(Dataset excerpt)
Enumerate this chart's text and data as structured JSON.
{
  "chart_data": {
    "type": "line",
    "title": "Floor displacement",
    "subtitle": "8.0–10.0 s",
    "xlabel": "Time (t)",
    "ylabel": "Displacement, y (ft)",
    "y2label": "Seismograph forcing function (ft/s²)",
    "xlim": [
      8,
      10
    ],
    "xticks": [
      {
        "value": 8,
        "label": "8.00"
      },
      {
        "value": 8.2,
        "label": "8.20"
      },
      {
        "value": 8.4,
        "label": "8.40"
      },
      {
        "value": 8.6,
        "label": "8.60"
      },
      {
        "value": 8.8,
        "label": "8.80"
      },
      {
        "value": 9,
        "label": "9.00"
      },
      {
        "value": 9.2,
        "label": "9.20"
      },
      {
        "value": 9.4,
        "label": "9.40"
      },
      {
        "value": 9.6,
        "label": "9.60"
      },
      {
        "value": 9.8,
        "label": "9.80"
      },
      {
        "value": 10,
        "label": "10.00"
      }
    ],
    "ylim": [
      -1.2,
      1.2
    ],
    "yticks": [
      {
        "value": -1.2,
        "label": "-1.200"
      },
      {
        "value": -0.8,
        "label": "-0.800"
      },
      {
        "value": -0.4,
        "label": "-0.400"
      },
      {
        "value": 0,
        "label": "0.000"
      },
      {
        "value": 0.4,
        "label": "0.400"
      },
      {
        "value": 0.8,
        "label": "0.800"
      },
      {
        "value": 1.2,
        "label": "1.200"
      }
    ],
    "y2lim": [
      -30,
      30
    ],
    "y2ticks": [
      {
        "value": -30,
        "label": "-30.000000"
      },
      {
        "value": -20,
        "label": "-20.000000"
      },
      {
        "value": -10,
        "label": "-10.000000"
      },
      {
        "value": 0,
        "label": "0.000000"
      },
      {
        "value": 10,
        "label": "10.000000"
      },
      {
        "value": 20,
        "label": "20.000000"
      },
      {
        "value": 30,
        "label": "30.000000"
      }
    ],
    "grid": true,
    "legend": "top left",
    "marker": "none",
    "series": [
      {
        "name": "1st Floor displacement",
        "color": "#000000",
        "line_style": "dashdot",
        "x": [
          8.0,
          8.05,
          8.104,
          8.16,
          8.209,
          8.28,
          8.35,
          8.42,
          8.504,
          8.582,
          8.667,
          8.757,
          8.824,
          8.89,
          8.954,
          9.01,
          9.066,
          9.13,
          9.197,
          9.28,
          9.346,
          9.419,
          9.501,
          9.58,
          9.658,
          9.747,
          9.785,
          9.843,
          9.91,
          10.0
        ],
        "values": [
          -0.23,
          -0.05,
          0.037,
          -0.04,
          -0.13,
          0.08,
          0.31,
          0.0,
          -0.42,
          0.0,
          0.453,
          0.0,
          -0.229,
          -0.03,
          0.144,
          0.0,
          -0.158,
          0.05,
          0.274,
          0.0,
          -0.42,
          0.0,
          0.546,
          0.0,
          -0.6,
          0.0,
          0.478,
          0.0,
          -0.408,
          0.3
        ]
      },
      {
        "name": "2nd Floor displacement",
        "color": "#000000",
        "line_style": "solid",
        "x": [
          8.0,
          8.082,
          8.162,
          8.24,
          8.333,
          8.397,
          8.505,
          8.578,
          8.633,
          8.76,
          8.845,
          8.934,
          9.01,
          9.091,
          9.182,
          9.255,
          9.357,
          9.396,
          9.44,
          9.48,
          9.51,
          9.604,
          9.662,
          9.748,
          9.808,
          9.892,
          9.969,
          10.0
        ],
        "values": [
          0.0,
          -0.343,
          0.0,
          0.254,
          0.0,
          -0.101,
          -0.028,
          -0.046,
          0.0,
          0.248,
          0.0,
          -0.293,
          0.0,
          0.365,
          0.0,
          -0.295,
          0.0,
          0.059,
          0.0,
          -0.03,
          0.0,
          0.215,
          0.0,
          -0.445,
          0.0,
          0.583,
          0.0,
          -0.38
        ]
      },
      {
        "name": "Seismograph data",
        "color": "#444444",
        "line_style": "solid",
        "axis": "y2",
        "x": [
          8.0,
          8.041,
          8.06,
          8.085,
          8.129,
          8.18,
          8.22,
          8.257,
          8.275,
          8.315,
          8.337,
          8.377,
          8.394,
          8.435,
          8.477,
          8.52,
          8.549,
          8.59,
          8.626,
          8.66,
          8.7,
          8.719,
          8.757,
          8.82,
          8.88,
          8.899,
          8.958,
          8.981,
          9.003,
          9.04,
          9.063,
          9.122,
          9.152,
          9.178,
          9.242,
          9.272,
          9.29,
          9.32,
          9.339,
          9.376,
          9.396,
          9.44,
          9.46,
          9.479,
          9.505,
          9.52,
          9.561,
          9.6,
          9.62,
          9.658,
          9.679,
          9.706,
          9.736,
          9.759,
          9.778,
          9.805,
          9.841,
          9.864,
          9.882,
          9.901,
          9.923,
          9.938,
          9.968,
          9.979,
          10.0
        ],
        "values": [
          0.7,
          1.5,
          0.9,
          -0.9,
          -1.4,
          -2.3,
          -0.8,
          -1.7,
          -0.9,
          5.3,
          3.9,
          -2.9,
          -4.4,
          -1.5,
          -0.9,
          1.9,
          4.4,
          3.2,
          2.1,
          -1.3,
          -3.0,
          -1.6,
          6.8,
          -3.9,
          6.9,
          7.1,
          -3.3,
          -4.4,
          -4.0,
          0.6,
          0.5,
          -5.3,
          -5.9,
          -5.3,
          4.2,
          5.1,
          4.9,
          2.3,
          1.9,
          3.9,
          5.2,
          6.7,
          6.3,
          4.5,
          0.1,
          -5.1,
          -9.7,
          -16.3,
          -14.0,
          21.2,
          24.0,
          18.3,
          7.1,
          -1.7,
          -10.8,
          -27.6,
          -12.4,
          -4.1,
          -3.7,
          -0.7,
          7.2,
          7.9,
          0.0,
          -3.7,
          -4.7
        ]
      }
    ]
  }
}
* * *
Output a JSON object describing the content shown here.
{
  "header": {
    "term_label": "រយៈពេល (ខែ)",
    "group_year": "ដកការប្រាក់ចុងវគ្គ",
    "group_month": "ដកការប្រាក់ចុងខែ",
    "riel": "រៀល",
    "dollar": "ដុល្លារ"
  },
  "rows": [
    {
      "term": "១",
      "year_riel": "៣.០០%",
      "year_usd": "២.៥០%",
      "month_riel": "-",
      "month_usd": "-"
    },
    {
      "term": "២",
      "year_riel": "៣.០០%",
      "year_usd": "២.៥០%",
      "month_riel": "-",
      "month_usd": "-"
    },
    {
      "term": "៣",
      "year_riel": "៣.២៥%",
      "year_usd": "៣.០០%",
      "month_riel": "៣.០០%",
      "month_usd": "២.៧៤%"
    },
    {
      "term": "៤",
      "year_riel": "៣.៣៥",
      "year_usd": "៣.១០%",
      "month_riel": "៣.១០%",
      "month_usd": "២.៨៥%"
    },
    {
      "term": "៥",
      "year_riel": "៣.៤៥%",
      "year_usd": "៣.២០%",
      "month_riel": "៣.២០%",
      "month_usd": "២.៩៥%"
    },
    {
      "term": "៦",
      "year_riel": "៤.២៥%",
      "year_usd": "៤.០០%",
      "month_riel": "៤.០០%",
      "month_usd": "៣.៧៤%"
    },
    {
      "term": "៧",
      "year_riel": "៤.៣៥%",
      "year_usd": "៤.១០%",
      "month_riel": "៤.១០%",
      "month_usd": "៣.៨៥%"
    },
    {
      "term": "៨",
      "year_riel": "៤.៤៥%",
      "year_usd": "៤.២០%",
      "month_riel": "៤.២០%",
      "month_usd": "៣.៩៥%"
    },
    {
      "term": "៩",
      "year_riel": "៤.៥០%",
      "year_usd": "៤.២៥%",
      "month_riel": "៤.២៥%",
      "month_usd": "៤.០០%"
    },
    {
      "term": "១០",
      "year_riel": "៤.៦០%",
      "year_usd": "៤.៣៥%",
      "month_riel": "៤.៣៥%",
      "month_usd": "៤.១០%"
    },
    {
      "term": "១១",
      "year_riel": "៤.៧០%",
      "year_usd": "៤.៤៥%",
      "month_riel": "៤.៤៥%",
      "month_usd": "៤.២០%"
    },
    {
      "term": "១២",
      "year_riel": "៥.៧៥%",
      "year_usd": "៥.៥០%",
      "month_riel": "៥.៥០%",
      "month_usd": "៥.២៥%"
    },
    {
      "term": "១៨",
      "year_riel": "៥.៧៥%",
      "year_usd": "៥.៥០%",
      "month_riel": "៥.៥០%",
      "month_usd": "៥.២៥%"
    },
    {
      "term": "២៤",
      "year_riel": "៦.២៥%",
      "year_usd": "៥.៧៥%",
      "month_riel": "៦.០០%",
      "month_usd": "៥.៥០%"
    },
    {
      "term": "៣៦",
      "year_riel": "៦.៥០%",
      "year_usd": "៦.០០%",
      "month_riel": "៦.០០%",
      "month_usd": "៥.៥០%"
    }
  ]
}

> **Task prompt**
Where a line in the material above holds "JSON", copy that line.

> **Answer for this exercise**
Enumerate this chart's text and data as structured JSON.
Output a JSON object describing the content shown here.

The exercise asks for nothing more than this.